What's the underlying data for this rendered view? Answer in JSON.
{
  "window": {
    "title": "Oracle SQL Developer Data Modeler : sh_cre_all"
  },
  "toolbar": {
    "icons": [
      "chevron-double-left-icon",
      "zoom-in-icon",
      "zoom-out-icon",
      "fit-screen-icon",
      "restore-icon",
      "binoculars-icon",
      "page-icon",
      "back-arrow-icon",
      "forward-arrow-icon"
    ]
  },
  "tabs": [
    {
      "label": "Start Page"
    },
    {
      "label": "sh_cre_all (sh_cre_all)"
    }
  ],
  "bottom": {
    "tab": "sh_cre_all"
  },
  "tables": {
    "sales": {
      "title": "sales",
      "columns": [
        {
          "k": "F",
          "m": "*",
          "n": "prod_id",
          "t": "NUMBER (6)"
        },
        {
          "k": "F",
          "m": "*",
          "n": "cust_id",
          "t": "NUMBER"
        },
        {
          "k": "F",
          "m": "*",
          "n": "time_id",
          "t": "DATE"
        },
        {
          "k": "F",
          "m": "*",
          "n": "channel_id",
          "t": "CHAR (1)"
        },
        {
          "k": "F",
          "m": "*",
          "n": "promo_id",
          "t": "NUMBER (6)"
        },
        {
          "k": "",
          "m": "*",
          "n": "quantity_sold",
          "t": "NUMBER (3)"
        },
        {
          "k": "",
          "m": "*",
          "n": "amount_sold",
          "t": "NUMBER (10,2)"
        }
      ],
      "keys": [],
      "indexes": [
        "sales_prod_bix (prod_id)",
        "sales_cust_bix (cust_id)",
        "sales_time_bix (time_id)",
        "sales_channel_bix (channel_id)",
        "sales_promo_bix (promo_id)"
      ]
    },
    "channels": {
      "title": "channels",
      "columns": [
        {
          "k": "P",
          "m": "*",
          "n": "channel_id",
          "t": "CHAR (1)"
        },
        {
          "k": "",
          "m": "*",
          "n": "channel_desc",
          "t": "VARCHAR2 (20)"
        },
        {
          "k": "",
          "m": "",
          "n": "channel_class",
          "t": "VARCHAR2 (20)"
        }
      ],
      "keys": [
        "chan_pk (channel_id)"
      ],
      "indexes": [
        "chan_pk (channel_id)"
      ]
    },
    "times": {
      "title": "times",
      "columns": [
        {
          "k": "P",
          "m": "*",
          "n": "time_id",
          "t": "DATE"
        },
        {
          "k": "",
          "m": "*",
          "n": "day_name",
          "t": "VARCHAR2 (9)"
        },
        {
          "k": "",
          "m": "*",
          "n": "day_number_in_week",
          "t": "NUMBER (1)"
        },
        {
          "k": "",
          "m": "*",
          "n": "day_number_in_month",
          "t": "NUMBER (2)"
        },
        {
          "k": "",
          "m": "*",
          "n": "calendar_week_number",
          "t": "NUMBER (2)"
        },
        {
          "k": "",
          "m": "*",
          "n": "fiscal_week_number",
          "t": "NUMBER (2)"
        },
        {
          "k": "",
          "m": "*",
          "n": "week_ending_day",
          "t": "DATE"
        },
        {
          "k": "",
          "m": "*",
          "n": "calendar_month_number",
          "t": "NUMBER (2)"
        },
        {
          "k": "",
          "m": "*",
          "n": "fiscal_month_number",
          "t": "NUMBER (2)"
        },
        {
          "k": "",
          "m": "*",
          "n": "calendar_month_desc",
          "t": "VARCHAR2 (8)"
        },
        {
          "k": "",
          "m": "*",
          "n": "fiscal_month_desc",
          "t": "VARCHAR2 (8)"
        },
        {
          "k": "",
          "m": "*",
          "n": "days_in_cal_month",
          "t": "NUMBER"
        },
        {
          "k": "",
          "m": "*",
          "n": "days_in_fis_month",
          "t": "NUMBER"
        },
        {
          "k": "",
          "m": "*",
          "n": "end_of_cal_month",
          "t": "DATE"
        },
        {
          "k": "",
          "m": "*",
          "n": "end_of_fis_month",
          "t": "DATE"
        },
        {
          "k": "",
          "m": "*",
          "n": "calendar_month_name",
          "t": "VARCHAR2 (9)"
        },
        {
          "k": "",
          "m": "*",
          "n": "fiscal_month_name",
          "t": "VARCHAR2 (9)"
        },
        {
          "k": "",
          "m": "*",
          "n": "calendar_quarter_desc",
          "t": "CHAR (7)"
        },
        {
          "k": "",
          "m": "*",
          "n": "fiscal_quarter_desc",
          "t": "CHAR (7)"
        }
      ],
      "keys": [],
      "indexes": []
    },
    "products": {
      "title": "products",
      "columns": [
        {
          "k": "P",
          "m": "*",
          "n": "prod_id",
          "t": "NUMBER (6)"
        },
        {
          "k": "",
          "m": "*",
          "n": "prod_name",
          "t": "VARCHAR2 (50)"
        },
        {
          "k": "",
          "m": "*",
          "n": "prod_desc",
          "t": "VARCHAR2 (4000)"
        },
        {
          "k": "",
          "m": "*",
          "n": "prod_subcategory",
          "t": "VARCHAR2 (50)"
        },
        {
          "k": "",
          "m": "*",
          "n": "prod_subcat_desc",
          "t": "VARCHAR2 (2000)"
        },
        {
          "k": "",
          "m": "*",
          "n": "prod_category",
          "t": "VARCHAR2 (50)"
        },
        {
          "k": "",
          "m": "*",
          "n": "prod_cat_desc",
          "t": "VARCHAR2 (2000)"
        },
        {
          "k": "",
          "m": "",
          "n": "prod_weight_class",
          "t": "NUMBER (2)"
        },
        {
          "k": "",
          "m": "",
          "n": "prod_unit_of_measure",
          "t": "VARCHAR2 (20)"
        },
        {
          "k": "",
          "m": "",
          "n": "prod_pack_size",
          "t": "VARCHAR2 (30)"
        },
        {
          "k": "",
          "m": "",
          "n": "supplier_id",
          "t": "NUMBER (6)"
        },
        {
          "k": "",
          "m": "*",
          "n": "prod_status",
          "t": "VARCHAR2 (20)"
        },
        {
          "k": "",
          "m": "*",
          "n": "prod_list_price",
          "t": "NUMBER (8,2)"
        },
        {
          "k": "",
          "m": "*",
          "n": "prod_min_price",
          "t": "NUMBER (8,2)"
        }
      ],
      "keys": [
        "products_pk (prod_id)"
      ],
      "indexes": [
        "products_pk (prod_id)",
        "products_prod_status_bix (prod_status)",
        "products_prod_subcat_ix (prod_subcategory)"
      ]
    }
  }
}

★ ★ ★

• YOUR OBJECTIVE: What is the number of lines in the listing that include the word "title"? Give that number and nothing else.

• OUTPUT FOR THIS EXERCISE: 5